WHAT TO PRODUCE: Omit the pictures, then reproduce every remaining record exactly.

RECORDS TO USE:
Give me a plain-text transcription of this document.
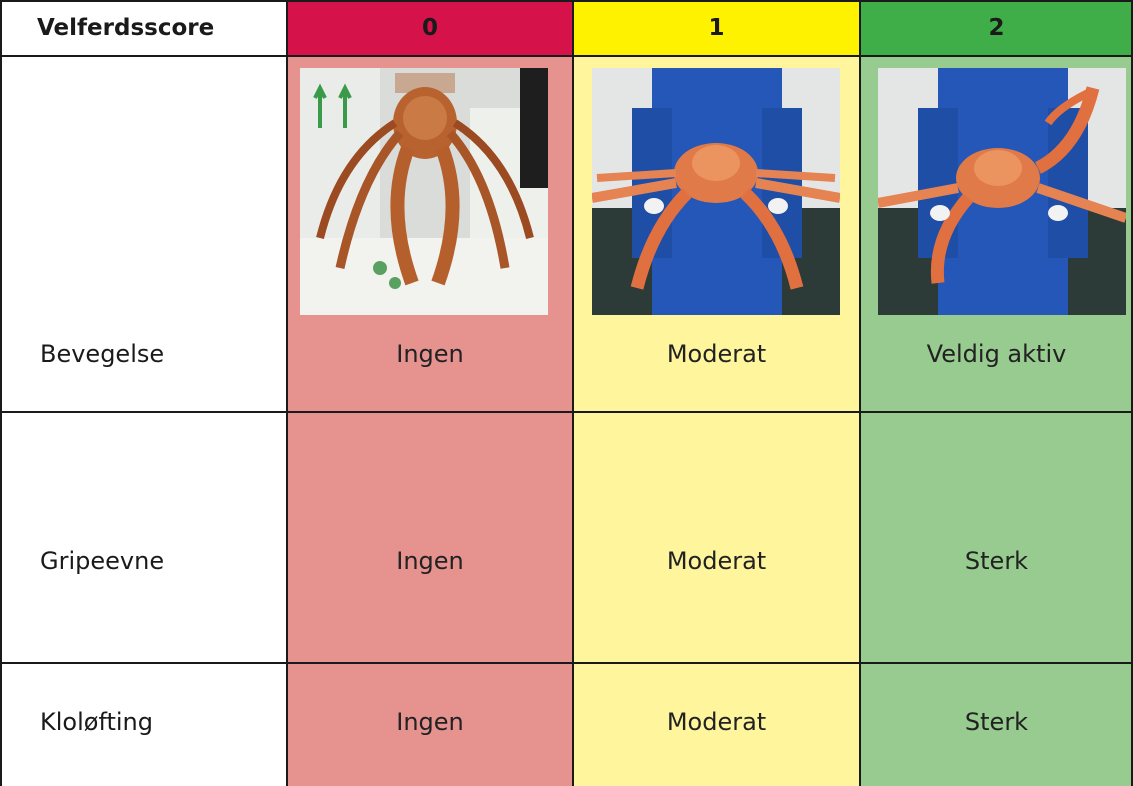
Velferdsscore	0	1	2
Bevegelse	Ingen	Moderat	Veldig aktiv
Gripeevne	Ingen	Moderat	Sterk
Kloløfting	Ingen	Moderat	Sterk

RESULT OF THE TASK:
Give me a plain-text transcription of this document.
Velferdsscore	0	1	2
Bevegelse	Ingen	Moderat	Veldig aktiv
Gripeevne	Ingen	Moderat	Sterk
Kloløfting	Ingen	Moderat	Sterk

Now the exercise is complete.